STATED EXERCISE:
Pick out all lines with the word "upon" from the records that follow.

Recorded data:
----
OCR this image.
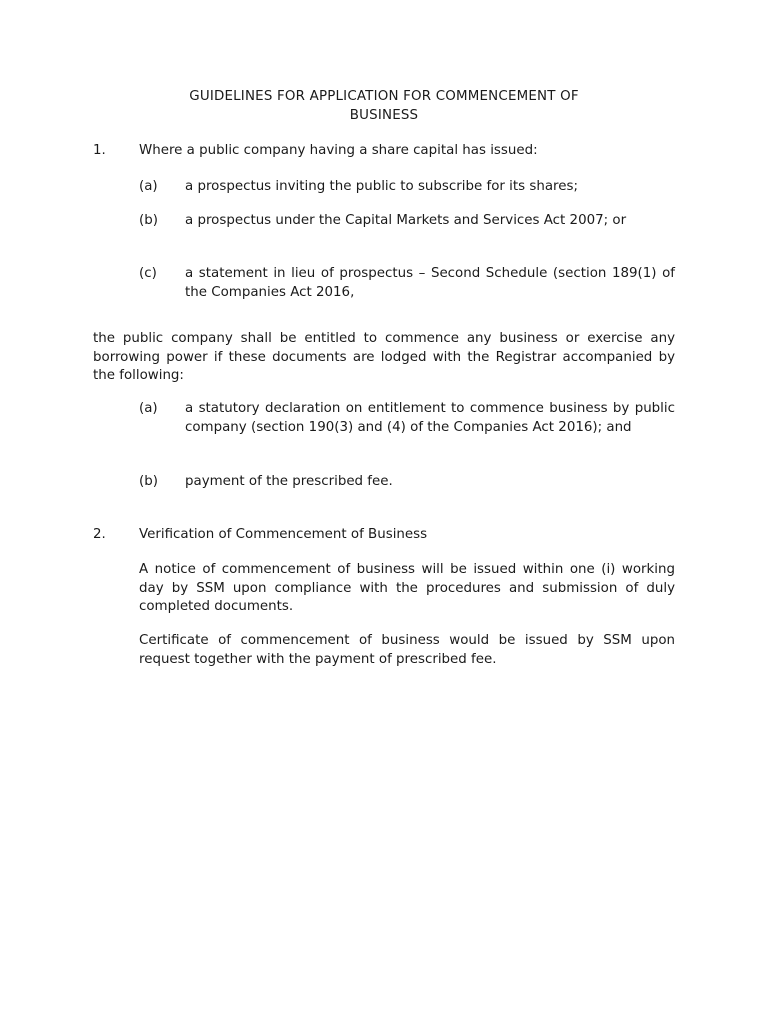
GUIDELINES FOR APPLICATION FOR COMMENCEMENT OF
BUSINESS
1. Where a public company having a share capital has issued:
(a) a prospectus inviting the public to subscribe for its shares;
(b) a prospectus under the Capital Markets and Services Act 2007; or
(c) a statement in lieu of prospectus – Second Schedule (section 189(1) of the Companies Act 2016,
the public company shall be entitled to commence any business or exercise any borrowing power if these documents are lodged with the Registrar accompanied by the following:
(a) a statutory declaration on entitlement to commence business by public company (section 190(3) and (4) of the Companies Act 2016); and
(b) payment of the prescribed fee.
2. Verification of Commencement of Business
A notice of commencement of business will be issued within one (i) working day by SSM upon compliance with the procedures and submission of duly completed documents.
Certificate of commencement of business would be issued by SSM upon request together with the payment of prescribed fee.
----
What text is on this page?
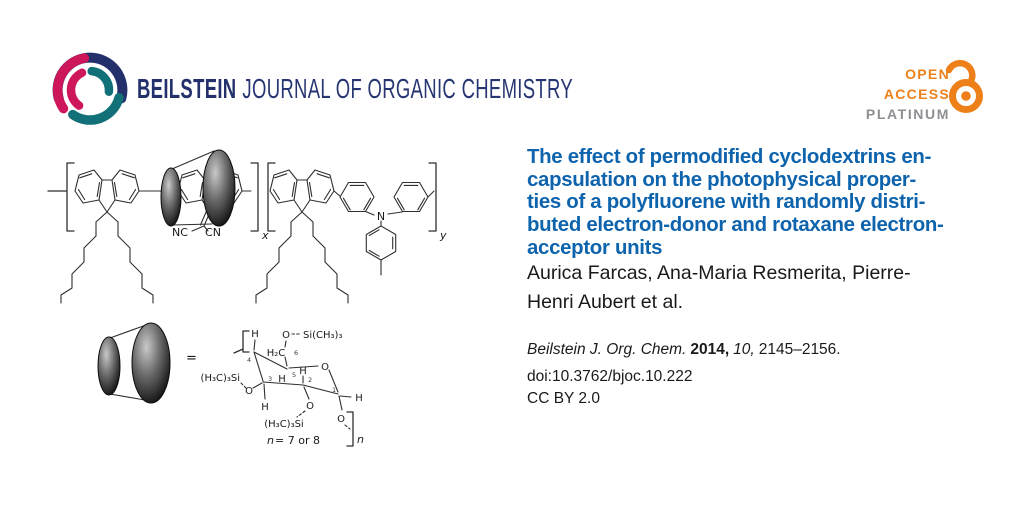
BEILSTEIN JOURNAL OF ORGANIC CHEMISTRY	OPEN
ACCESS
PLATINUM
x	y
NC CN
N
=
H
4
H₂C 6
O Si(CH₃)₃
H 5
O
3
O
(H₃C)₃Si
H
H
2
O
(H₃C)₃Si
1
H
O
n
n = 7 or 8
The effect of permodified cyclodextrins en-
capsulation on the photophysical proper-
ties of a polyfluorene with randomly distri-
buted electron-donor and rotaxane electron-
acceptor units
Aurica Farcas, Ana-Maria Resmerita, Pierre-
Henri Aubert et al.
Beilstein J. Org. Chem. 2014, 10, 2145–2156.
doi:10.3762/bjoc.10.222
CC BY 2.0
----
OUTPUT:
A notice of commencement of business will be issued within one (i) working day by SSM upon compliance with the procedures and submission of duly completed documents.
Certificate of commencement of business would be issued by SSM upon request together with the payment of prescribed fee.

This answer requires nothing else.